◆ Do this: Only the lines from the one containing "Transcribe the text in this document." through the end of the data below should be copied, each exactly as written and with both ends kept.

begin Given data

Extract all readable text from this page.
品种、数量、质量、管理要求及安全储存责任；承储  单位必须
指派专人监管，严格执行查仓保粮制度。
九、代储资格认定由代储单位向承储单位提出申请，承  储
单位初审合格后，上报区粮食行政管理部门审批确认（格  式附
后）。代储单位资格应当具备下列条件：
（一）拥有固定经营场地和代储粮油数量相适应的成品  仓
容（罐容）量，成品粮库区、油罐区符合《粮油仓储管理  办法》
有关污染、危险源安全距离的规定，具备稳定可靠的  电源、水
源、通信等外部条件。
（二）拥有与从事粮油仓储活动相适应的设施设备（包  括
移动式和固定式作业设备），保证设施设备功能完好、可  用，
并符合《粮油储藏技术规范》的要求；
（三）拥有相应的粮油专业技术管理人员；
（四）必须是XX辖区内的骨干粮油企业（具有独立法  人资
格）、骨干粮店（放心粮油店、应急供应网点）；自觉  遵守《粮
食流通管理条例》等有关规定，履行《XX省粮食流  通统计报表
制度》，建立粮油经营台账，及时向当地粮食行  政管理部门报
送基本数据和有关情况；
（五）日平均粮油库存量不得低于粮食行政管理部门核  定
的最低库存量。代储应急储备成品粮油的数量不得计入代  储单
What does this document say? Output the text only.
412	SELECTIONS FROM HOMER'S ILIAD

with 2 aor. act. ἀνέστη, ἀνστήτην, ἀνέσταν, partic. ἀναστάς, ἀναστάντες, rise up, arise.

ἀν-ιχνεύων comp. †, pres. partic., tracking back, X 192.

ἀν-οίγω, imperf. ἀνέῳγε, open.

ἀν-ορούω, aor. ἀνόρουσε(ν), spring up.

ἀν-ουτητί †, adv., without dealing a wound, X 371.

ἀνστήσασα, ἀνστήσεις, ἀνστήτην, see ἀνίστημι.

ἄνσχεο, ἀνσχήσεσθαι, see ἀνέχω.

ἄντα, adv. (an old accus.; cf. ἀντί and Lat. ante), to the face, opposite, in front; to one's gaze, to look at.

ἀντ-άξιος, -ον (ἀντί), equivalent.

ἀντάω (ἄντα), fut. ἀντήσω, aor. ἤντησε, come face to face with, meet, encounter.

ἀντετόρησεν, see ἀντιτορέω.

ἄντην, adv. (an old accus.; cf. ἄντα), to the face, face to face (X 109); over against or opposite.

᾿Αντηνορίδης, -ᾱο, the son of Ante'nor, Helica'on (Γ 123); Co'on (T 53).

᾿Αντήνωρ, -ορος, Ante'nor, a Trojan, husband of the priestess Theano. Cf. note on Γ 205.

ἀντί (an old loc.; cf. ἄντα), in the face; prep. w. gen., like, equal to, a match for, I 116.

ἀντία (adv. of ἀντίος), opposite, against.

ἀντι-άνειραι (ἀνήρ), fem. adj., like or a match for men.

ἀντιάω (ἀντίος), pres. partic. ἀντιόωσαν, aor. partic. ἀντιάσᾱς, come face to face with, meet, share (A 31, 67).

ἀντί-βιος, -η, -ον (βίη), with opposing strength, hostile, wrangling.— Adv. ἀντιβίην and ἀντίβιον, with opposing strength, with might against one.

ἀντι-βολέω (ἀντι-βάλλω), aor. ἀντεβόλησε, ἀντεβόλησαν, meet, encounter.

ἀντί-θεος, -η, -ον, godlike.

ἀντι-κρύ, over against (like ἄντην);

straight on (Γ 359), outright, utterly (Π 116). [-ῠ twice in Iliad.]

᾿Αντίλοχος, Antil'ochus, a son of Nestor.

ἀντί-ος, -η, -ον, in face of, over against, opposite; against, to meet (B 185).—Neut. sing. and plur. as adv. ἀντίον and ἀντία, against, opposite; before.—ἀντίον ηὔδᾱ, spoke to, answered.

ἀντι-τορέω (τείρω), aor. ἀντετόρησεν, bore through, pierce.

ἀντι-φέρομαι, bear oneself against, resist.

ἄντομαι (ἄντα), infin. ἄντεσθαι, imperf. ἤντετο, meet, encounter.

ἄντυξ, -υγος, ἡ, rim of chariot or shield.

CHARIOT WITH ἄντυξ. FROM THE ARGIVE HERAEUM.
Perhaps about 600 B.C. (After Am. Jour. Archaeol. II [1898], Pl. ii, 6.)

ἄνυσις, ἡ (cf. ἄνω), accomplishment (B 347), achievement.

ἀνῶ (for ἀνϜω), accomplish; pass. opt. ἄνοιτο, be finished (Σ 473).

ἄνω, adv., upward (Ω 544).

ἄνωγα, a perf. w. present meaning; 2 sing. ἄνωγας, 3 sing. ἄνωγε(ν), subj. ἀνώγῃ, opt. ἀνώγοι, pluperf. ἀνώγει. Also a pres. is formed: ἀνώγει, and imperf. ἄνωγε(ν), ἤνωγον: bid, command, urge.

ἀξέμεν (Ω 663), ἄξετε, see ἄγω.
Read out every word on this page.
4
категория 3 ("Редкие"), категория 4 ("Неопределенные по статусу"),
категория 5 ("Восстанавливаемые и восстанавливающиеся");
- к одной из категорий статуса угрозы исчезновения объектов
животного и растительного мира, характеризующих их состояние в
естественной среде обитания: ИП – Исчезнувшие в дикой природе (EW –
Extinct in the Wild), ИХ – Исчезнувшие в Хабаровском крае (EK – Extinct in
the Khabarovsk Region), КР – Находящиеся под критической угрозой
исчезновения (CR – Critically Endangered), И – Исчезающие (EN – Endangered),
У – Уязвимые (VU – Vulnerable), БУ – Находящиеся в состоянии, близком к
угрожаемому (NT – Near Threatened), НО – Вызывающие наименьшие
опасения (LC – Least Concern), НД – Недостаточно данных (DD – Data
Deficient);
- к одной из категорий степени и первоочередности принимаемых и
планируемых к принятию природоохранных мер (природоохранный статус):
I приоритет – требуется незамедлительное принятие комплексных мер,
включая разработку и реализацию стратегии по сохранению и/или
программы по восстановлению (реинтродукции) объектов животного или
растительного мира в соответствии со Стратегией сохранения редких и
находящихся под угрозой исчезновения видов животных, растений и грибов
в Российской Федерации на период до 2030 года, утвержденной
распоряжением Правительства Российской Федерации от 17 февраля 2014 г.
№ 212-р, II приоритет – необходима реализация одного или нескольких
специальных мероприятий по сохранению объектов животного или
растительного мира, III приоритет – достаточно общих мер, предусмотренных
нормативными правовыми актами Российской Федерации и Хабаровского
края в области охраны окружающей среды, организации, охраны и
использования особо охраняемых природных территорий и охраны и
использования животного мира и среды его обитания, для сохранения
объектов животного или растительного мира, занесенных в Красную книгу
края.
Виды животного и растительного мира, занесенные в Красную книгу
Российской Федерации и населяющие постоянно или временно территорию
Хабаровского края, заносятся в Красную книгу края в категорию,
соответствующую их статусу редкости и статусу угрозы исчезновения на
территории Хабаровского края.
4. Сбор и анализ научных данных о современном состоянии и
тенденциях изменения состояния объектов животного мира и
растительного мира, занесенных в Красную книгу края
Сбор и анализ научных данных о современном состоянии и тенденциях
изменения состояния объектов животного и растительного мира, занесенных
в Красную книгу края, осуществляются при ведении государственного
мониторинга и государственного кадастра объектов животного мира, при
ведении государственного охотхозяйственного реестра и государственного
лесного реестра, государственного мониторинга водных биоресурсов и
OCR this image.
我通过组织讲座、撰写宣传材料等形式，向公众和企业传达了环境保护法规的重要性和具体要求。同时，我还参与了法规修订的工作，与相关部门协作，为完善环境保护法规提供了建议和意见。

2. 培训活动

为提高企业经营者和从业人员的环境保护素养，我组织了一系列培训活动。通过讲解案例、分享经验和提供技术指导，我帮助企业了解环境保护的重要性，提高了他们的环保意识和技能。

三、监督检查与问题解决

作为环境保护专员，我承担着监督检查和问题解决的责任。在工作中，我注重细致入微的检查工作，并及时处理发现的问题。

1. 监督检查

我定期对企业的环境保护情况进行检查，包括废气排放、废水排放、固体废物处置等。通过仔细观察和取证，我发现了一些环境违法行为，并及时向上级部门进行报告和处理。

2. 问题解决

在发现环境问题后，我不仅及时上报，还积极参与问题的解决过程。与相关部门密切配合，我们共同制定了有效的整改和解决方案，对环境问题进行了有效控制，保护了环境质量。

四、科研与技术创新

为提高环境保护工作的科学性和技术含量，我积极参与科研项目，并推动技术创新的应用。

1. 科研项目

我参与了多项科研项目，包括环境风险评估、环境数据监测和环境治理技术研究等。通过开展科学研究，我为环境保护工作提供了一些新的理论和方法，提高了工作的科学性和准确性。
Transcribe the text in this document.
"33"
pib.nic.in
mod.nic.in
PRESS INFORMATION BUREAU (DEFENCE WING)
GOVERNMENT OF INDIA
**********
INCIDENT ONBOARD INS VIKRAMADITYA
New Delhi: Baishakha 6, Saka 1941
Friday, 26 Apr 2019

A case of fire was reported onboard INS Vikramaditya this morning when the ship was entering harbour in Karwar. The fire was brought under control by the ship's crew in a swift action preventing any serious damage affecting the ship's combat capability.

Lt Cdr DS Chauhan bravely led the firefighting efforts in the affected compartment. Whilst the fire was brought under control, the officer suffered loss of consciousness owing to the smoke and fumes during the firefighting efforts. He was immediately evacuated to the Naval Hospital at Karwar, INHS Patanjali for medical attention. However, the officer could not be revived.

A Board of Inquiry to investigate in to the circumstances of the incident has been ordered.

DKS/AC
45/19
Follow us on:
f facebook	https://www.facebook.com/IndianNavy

end Given data

◆ Expected answer:
Transcribe the text in this document.
"33"
pib.nic.in
mod.nic.in
PRESS INFORMATION BUREAU (DEFENCE WING)
GOVERNMENT OF INDIA
**********
INCIDENT ONBOARD INS VIKRAMADITYA
New Delhi: Baishakha 6, Saka 1941
Friday, 26 Apr 2019

A case of fire was reported onboard INS Vikramaditya this morning when the ship was entering harbour in Karwar. The fire was brought under control by the ship's crew in a swift action preventing any serious damage affecting the ship's combat capability.

Lt Cdr DS Chauhan bravely led the firefighting efforts in the affected compartment. Whilst the fire was brought under control, the officer suffered loss of consciousness owing to the smoke and fumes during the firefighting efforts. He was immediately evacuated to the Naval Hospital at Karwar, INHS Patanjali for medical attention. However, the officer could not be revived.

A Board of Inquiry to investigate in to the circumstances of the incident has been ordered.

DKS/AC
45/19
Follow us on:
f facebook	https://www.facebook.com/IndianNavy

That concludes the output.